> **Short exercise**
Can you convert the lines below into a JSON list of strings, with one string per line and any blank lines omitted?

> **Exercise inputs**
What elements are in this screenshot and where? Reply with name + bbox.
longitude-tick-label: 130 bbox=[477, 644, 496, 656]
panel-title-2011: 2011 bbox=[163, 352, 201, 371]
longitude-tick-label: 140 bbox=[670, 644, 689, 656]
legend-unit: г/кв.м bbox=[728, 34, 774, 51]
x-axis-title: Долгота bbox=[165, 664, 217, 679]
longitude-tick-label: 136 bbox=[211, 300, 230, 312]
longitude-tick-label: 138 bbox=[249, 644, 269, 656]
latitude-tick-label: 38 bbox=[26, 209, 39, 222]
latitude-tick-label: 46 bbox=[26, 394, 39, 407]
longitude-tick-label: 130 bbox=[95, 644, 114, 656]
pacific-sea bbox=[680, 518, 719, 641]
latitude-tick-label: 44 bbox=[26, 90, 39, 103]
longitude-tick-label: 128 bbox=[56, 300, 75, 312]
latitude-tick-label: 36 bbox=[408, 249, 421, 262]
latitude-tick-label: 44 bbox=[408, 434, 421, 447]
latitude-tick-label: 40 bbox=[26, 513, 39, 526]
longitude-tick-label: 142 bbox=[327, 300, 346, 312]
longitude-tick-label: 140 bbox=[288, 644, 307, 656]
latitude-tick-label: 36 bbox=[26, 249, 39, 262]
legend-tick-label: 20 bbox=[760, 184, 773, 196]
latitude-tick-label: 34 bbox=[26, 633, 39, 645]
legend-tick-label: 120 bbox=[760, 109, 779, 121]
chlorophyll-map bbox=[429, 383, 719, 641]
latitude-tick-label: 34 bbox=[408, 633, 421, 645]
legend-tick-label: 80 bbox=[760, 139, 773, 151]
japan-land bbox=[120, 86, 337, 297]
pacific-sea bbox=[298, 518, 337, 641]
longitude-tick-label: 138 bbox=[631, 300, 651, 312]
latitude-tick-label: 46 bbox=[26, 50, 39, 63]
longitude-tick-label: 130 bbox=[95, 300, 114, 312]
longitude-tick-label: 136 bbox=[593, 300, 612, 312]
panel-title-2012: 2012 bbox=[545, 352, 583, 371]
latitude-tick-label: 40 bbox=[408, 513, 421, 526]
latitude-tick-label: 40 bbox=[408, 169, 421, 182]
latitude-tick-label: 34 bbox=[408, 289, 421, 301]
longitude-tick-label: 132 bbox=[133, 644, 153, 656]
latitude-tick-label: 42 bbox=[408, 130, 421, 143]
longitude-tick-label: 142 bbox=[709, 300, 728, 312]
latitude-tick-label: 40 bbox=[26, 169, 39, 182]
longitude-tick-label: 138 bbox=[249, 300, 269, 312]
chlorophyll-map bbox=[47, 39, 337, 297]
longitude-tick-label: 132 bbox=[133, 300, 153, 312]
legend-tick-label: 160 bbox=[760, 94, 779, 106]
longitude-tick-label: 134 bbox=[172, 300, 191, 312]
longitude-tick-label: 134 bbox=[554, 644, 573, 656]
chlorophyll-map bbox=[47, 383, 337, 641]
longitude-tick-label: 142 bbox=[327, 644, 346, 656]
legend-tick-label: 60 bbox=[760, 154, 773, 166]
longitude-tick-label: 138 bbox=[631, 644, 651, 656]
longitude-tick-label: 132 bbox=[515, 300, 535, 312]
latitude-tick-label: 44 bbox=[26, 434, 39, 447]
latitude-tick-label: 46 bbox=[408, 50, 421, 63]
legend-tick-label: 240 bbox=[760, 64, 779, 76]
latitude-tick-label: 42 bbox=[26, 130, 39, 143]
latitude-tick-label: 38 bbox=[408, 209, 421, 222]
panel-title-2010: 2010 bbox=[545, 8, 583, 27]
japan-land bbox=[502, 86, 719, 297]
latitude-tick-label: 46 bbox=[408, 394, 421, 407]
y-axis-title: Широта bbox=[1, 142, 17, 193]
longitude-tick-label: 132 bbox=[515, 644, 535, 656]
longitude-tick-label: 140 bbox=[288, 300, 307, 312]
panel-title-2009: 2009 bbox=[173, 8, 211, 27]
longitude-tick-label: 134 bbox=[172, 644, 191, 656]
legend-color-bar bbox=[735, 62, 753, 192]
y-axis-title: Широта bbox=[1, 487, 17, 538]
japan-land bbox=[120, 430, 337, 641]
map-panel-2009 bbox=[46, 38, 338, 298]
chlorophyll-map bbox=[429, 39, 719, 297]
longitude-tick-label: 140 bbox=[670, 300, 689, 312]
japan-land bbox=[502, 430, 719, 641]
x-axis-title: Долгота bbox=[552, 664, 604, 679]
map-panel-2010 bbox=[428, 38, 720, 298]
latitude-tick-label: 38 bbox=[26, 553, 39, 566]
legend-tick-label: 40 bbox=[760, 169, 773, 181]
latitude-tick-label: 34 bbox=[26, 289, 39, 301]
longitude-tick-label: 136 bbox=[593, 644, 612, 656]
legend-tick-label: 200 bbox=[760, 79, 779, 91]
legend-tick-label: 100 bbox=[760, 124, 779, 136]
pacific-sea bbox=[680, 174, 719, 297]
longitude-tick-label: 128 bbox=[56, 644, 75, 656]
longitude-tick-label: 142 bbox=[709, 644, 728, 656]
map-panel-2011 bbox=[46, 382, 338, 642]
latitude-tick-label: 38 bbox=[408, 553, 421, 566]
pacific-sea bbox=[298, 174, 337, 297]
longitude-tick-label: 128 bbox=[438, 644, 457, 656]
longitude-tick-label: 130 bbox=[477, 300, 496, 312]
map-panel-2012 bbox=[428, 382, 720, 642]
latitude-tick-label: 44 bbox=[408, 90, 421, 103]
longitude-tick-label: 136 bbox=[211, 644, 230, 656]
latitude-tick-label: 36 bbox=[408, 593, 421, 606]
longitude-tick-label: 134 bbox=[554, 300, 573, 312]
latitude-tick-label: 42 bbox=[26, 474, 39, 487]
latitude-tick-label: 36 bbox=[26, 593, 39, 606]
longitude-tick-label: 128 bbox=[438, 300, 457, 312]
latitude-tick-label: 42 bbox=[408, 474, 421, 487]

> **Result of this task**
[
  "What elements are in this screenshot and where? Reply with name + bbox.",
  "longitude-tick-label: 130 bbox=[477, 644, 496, 656]",
  "panel-title-2011: 2011 bbox=[163, 352, 201, 371]",
  "longitude-tick-label: 140 bbox=[670, 644, 689, 656]",
  "legend-unit: г/кв.м bbox=[728, 34, 774, 51]",
  "x-axis-title: Долгота bbox=[165, 664, 217, 679]",
  "longitude-tick-label: 136 bbox=[211, 300, 230, 312]",
  "longitude-tick-label: 138 bbox=[249, 644, 269, 656]",
  "latitude-tick-label: 38 bbox=[26, 209, 39, 222]",
  "latitude-tick-label: 46 bbox=[26, 394, 39, 407]",
  "longitude-tick-label: 130 bbox=[95, 644, 114, 656]",
  "pacific-sea bbox=[680, 518, 719, 641]",
  "latitude-tick-label: 44 bbox=[26, 90, 39, 103]",
  "longitude-tick-label: 128 bbox=[56, 300, 75, 312]",
  "latitude-tick-label: 36 bbox=[408, 249, 421, 262]",
  "latitude-tick-label: 44 bbox=[408, 434, 421, 447]",
  "latitude-tick-label: 40 bbox=[26, 513, 39, 526]",
  "longitude-tick-label: 142 bbox=[327, 300, 346, 312]",
  "longitude-tick-label: 140 bbox=[288, 644, 307, 656]",
  "latitude-tick-label: 36 bbox=[26, 249, 39, 262]",
  "legend-tick-label: 20 bbox=[760, 184, 773, 196]",
  "latitude-tick-label: 34 bbox=[26, 633, 39, 645]",
  "legend-tick-label: 120 bbox=[760, 109, 779, 121]",
  "chlorophyll-map bbox=[429, 383, 719, 641]",
  "latitude-tick-label: 34 bbox=[408, 633, 421, 645]",
  "legend-tick-label: 80 bbox=[760, 139, 773, 151]",
  "japan-land bbox=[120, 86, 337, 297]",
  "pacific-sea bbox=[298, 518, 337, 641]",
  "longitude-tick-label: 138 bbox=[631, 300, 651, 312]",
  "latitude-tick-label: 46 bbox=[26, 50, 39, 63]",
  "longitude-tick-label: 130 bbox=[95, 300, 114, 312]",
  "longitude-tick-label: 136 bbox=[593, 300, 612, 312]",
  "panel-title-2012: 2012 bbox=[545, 352, 583, 371]",
  "latitude-tick-label: 40 bbox=[408, 513, 421, 526]",
  "latitude-tick-label: 40 bbox=[408, 169, 421, 182]",
  "latitude-tick-label: 34 bbox=[408, 289, 421, 301]",
  "longitude-tick-label: 132 bbox=[133, 644, 153, 656]",
  "latitude-tick-label: 42 bbox=[408, 130, 421, 143]",
  "longitude-tick-label: 142 bbox=[709, 300, 728, 312]",
  "latitude-tick-label: 40 bbox=[26, 169, 39, 182]",
  "longitude-tick-label: 138 bbox=[249, 300, 269, 312]",
  "chlorophyll-map bbox=[47, 39, 337, 297]",
  "longitude-tick-label: 132 bbox=[133, 300, 153, 312]",
  "legend-tick-label: 160 bbox=[760, 94, 779, 106]",
  "longitude-tick-label: 134 bbox=[172, 300, 191, 312]",
  "longitude-tick-label: 134 bbox=[554, 644, 573, 656]",
  "chlorophyll-map bbox=[47, 383, 337, 641]",
  "longitude-tick-label: 142 bbox=[327, 644, 346, 656]",
  "legend-tick-label: 60 bbox=[760, 154, 773, 166]",
  "longitude-tick-label: 138 bbox=[631, 644, 651, 656]",
  "longitude-tick-label: 132 bbox=[515, 300, 535, 312]",
  "latitude-tick-label: 44 bbox=[26, 434, 39, 447]",
  "latitude-tick-label: 46 bbox=[408, 50, 421, 63]",
  "legend-tick-label: 240 bbox=[760, 64, 779, 76]",
  "latitude-tick-label: 42 bbox=[26, 130, 39, 143]",
  "latitude-tick-label: 38 bbox=[408, 209, 421, 222]",
  "panel-title-2010: 2010 bbox=[545, 8, 583, 27]",
  "japan-land bbox=[502, 86, 719, 297]",
  "latitude-tick-label: 46 bbox=[408, 394, 421, 407]",
  "y-axis-title: Широта bbox=[1, 142, 17, 193]",
  "longitude-tick-label: 132 bbox=[515, 644, 535, 656]",
  "longitude-tick-label: 140 bbox=[288, 300, 307, 312]",
  "panel-title-2009: 2009 bbox=[173, 8, 211, 27]",
  "longitude-tick-label: 134 bbox=[172, 644, 191, 656]",
  "legend-color-bar bbox=[735, 62, 753, 192]",
  "y-axis-title: Широта bbox=[1, 487, 17, 538]",
  "japan-land bbox=[120, 430, 337, 641]",
  "map-panel-2009 bbox=[46, 38, 338, 298]",
  "chlorophyll-map bbox=[429, 39, 719, 297]",
  "longitude-tick-label: 140 bbox=[670, 300, 689, 312]",
  "japan-land bbox=[502, 430, 719, 641]",
  "x-axis-title: Долгота bbox=[552, 664, 604, 679]",
  "map-panel-2010 bbox=[428, 38, 720, 298]",
  "latitude-tick-label: 38 bbox=[26, 553, 39, 566]",
  "legend-tick-label: 40 bbox=[760, 169, 773, 181]",
  "latitude-tick-label: 34 bbox=[26, 289, 39, 301]",
  "longitude-tick-label: 136 bbox=[593, 644, 612, 656]",
  "legend-tick-label: 200 bbox=[760, 79, 779, 91]",
  "legend-tick-label: 100 bbox=[760, 124, 779, 136]",
  "pacific-sea bbox=[680, 174, 719, 297]",
  "longitude-tick-label: 128 bbox=[56, 644, 75, 656]",
  "longitude-tick-label: 142 bbox=[709, 644, 728, 656]",
  "map-panel-2011 bbox=[46, 382, 338, 642]",
  "latitude-tick-label: 38 bbox=[408, 553, 421, 566]",
  "pacific-sea bbox=[298, 174, 337, 297]",
  "longitude-tick-label: 128 bbox=[438, 644, 457, 656]",
  "longitude-tick-label: 130 bbox=[477, 300, 496, 312]",
  "map-panel-2012 bbox=[428, 382, 720, 642]",
  "latitude-tick-label: 44 bbox=[408, 90, 421, 103]",
  "longitude-tick-label: 136 bbox=[211, 644, 230, 656]",
  "latitude-tick-label: 36 bbox=[408, 593, 421, 606]",
  "longitude-tick-label: 134 bbox=[554, 300, 573, 312]",
  "latitude-tick-label: 42 bbox=[26, 474, 39, 487]",
  "latitude-tick-label: 36 bbox=[26, 593, 39, 606]",
  "longitude-tick-label: 128 bbox=[438, 300, 457, 312]",
  "latitude-tick-label: 42 bbox=[408, 474, 421, 487]"
]